"""
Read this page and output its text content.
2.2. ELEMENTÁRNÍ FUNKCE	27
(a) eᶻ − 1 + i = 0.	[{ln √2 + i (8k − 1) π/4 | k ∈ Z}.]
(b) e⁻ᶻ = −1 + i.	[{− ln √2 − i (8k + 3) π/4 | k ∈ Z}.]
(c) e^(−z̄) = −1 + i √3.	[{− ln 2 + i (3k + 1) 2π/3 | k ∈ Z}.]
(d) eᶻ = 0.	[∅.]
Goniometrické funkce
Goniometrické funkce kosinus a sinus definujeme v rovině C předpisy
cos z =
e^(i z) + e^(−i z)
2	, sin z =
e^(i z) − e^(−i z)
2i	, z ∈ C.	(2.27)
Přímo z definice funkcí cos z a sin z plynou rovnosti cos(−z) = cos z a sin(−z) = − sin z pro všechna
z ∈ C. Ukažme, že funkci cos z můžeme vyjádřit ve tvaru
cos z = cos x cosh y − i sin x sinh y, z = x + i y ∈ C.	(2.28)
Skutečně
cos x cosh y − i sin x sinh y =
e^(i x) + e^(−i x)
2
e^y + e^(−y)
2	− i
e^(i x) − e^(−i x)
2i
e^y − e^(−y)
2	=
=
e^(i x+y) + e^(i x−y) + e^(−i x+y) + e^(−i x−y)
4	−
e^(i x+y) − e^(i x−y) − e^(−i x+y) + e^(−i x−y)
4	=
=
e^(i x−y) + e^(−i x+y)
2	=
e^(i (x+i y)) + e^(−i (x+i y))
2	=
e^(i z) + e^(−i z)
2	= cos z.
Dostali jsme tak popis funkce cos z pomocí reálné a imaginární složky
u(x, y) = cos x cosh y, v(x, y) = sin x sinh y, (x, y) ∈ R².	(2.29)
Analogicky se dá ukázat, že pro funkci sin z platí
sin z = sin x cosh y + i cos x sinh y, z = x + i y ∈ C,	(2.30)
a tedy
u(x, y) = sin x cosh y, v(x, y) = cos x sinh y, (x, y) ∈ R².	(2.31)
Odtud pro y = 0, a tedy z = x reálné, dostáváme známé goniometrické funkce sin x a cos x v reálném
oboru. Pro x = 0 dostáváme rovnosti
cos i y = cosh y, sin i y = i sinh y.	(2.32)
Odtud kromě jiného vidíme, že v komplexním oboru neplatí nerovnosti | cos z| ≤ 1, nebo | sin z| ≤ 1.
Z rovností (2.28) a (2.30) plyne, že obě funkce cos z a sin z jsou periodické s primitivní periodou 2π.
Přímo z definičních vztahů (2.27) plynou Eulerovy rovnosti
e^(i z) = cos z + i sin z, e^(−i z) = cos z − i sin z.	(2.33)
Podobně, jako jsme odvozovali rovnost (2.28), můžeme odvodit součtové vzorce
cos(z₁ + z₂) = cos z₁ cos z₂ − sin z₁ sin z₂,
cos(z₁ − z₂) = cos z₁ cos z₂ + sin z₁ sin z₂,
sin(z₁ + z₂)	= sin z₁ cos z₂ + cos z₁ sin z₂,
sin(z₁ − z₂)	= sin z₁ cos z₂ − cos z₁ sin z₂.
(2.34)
"""
"""
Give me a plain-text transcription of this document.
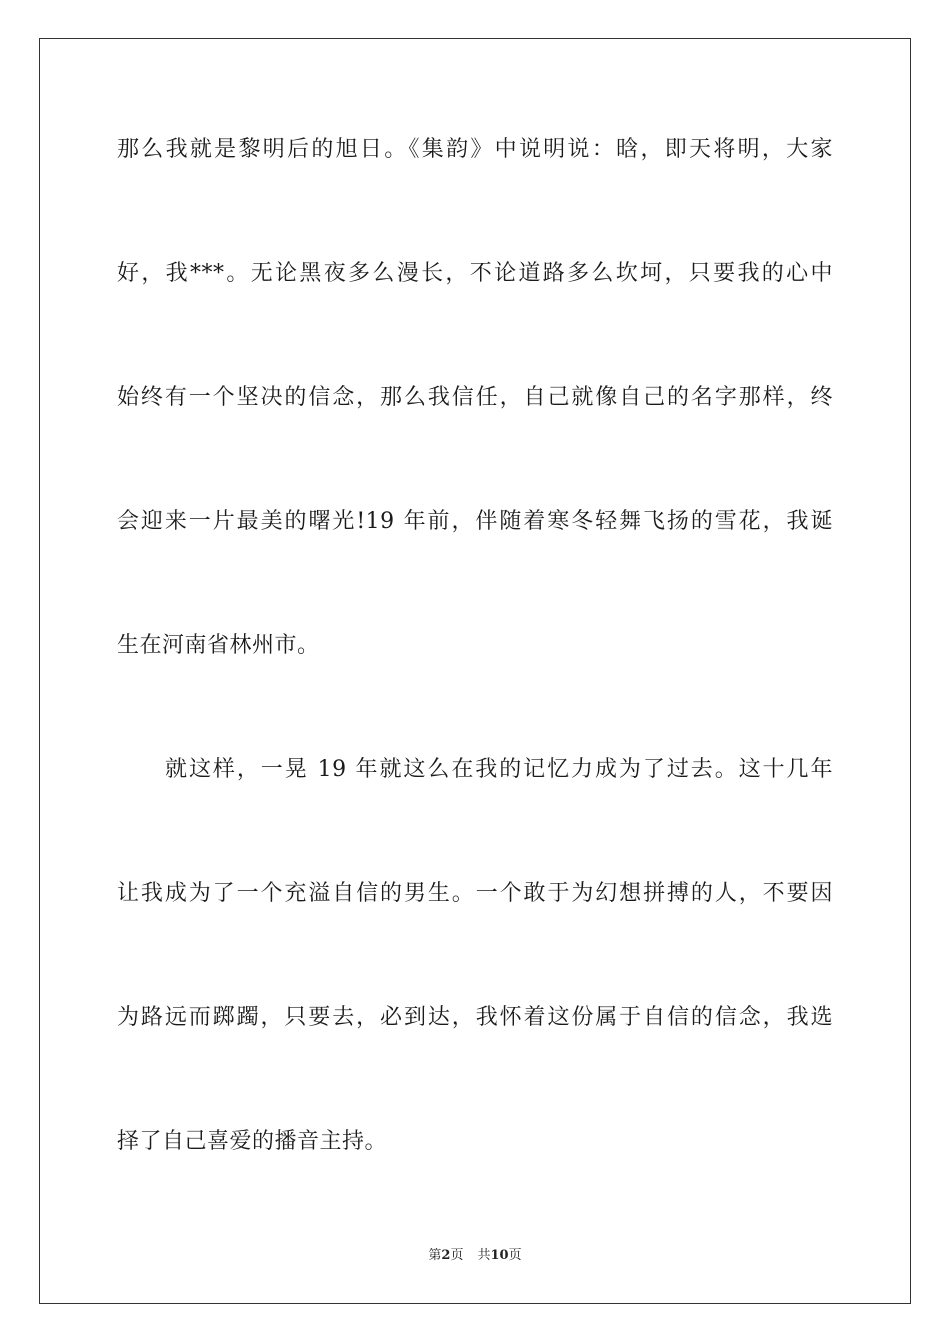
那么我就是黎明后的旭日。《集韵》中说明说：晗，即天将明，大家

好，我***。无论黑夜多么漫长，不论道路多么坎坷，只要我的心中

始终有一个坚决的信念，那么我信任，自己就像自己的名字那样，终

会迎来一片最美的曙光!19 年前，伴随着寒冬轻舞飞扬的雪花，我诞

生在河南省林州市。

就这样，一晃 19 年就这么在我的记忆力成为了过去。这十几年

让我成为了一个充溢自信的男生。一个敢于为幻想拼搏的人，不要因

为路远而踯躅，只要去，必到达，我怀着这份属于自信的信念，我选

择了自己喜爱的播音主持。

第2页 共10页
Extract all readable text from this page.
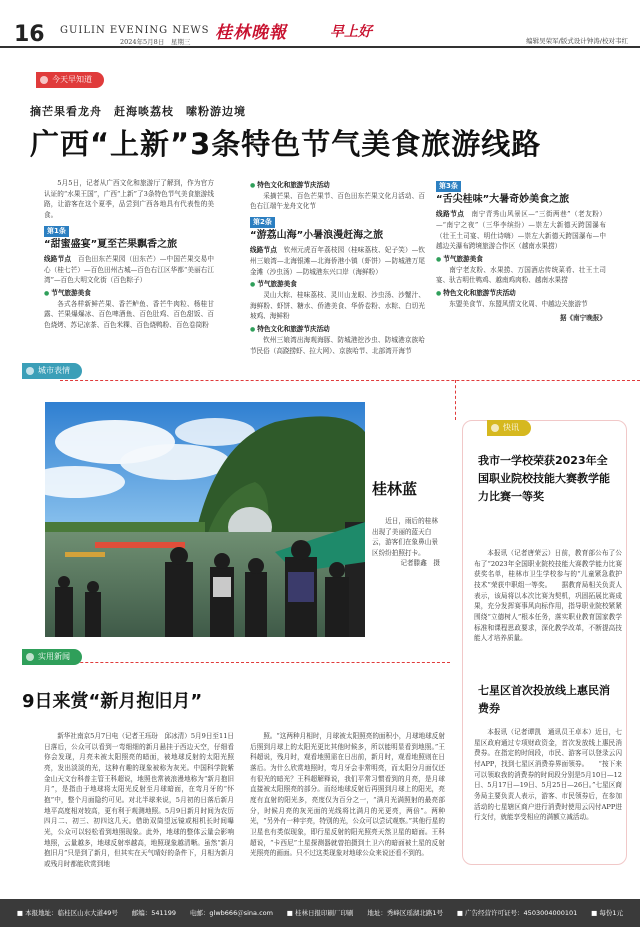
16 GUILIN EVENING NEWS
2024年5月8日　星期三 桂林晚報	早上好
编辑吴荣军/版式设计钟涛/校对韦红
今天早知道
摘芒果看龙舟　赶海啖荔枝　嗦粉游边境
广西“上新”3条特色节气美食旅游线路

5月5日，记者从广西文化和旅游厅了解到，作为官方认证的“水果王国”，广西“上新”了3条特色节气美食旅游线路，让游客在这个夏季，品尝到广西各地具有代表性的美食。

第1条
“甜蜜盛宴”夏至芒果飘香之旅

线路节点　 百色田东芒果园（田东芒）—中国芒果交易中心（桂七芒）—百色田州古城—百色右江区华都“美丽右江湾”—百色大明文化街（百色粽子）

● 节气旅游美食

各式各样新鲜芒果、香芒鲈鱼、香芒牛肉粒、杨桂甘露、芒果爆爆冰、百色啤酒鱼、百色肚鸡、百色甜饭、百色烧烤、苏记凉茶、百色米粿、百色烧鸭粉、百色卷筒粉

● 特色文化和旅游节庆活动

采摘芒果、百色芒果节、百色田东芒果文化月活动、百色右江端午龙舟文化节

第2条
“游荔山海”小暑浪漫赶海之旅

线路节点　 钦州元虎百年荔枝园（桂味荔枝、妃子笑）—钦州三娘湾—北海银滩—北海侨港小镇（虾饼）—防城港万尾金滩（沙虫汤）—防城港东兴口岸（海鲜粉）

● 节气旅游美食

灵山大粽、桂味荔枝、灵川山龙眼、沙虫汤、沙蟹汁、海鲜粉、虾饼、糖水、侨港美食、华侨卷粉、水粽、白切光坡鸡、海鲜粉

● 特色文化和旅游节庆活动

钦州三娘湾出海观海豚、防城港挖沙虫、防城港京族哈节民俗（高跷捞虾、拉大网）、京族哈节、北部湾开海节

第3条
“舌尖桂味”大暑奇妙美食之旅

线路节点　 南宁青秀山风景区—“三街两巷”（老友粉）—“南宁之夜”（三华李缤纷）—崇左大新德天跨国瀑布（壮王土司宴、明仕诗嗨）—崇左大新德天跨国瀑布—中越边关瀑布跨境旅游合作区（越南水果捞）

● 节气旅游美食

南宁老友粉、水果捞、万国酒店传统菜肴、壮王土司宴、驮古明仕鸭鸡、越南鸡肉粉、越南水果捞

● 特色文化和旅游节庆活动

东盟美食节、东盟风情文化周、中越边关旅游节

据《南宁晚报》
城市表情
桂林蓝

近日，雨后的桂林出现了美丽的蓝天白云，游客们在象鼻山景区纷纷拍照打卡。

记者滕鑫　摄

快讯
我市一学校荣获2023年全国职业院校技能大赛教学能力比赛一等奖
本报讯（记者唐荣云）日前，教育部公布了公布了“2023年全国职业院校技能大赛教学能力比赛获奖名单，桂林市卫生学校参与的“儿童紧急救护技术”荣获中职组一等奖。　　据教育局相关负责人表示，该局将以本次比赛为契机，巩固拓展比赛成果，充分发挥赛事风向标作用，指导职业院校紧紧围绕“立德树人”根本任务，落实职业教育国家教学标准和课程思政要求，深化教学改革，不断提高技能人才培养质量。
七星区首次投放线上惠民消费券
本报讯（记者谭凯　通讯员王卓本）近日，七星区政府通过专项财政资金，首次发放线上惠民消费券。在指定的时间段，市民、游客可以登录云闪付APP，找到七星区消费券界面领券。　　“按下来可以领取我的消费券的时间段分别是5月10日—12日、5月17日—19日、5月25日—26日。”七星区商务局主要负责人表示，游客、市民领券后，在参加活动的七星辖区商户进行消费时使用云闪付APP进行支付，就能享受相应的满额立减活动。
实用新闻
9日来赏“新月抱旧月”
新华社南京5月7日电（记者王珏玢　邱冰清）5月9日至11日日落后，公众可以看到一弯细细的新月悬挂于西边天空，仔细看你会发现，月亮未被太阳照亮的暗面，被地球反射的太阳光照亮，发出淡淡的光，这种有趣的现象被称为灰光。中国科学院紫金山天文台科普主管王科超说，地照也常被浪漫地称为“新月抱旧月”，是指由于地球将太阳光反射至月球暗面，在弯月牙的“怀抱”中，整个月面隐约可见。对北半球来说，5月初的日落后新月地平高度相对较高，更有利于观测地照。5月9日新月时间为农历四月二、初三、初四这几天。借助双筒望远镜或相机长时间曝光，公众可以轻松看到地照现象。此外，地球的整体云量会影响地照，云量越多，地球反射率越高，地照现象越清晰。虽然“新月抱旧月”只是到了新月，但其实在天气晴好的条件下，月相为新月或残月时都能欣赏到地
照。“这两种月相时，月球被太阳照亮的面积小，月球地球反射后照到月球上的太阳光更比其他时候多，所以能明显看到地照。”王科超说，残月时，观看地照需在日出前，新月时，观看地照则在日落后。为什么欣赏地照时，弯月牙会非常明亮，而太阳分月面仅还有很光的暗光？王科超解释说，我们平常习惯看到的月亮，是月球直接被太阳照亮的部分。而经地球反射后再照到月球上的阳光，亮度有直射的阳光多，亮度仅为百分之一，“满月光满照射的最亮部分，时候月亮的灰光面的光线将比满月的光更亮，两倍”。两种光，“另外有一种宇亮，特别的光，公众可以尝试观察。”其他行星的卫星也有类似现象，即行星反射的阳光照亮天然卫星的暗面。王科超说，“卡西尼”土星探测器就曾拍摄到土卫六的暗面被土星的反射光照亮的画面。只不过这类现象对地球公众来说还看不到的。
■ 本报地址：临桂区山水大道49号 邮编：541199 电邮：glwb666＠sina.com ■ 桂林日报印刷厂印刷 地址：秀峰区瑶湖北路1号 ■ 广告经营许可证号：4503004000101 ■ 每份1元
"""
■ What is required: Look through the listing and extract every line with "线路节点" in it.

■ Completed task:
线路节点　 百色田东芒果园（田东芒）—中国芒果交易中心（桂七芒）—百色田州古城—百色右江区华都“美丽右江湾”—百色大明文化街（百色粽子）
线路节点　 钦州元虎百年荔枝园（桂味荔枝、妃子笑）—钦州三娘湾—北海银滩—北海侨港小镇（虾饼）—防城港万尾金滩（沙虫汤）—防城港东兴口岸（海鲜粉）
线路节点　 南宁青秀山风景区—“三街两巷”（老友粉）—“南宁之夜”（三华李缤纷）—崇左大新德天跨国瀑布（壮王土司宴、明仕诗嗨）—崇左大新德天跨国瀑布—中越边关瀑布跨境旅游合作区（越南水果捞）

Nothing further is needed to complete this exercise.